- SET EXERCISE -
Output the entries verbatim, including every line.

- INFORMATION SUPPLIED -
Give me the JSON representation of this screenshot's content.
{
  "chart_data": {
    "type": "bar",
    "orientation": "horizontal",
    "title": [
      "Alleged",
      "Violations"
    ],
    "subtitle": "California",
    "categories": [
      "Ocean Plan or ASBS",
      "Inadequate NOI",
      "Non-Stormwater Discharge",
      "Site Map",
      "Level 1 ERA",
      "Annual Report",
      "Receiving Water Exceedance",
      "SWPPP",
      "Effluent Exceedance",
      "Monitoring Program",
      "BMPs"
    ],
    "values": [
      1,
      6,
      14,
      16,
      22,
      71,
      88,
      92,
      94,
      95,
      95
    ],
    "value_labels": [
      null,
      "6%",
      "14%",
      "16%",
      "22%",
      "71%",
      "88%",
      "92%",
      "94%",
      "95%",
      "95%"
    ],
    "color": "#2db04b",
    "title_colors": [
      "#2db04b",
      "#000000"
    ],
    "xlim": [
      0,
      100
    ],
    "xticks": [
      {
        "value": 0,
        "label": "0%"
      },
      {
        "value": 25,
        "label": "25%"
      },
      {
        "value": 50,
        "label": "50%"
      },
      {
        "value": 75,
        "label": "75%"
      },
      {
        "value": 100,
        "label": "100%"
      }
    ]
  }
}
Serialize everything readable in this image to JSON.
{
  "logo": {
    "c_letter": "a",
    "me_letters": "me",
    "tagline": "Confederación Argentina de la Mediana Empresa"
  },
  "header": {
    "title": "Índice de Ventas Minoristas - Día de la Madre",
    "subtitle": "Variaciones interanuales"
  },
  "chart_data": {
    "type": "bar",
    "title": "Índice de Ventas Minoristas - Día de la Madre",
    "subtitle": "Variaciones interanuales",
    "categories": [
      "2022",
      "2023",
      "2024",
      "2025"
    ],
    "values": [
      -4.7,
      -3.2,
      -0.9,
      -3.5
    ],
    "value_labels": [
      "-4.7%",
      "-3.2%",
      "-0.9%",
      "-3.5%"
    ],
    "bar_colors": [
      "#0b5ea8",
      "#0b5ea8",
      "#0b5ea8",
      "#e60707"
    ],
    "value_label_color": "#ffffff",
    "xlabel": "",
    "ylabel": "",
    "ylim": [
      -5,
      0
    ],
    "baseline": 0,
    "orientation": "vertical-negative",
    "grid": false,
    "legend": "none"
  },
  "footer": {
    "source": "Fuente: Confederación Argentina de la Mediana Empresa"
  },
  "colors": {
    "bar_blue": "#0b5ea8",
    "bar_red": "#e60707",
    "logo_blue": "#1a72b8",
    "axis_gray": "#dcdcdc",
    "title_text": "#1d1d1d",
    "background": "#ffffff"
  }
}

- EXERCISE RESULT -
Give me the JSON representation of this screenshot's content.
{
  "chart_data": {
    "type": "bar",
    "orientation": "horizontal",
    "title": [
      "Alleged",
      "Violations"
    ],
    "subtitle": "California",
    "categories": [
      "Ocean Plan or ASBS",
      "Inadequate NOI",
      "Non-Stormwater Discharge",
      "Site Map",
      "Level 1 ERA",
      "Annual Report",
      "Receiving Water Exceedance",
      "SWPPP",
      "Effluent Exceedance",
      "Monitoring Program",
      "BMPs"
    ],
    "values": [
      1,
      6,
      14,
      16,
      22,
      71,
      88,
      92,
      94,
      95,
      95
    ],
    "value_labels": [
      null,
      "6%",
      "14%",
      "16%",
      "22%",
      "71%",
      "88%",
      "92%",
      "94%",
      "95%",
      "95%"
    ],
    "color": "#2db04b",
    "title_colors": [
      "#2db04b",
      "#000000"
    ],
    "xlim": [
      0,
      100
    ],
    "xticks": [
      {
        "value": 0,
        "label": "0%"
      },
      {
        "value": 25,
        "label": "25%"
      },
      {
        "value": 50,
        "label": "50%"
      },
      {
        "value": 75,
        "label": "75%"
      },
      {
        "value": 100,
        "label": "100%"
      }
    ]
  }
}
Serialize everything readable in this image to JSON.
{
  "logo": {
    "c_letter": "a",
    "me_letters": "me",
    "tagline": "Confederación Argentina de la Mediana Empresa"
  },
  "header": {
    "title": "Índice de Ventas Minoristas - Día de la Madre",
    "subtitle": "Variaciones interanuales"
  },
  "chart_data": {
    "type": "bar",
    "title": "Índice de Ventas Minoristas - Día de la Madre",
    "subtitle": "Variaciones interanuales",
    "categories": [
      "2022",
      "2023",
      "2024",
      "2025"
    ],
    "values": [
      -4.7,
      -3.2,
      -0.9,
      -3.5
    ],
    "value_labels": [
      "-4.7%",
      "-3.2%",
      "-0.9%",
      "-3.5%"
    ],
    "bar_colors": [
      "#0b5ea8",
      "#0b5ea8",
      "#0b5ea8",
      "#e60707"
    ],
    "value_label_color": "#ffffff",
    "xlabel": "",
    "ylabel": "",
    "ylim": [
      -5,
      0
    ],
    "baseline": 0,
    "orientation": "vertical-negative",
    "grid": false,
    "legend": "none"
  },
  "footer": {
    "source": "Fuente: Confederación Argentina de la Mediana Empresa"
  },
  "colors": {
    "bar_blue": "#0b5ea8",
    "bar_red": "#e60707",
    "logo_blue": "#1a72b8",
    "axis_gray": "#dcdcdc",
    "title_text": "#1d1d1d",
    "background": "#ffffff"
  }
}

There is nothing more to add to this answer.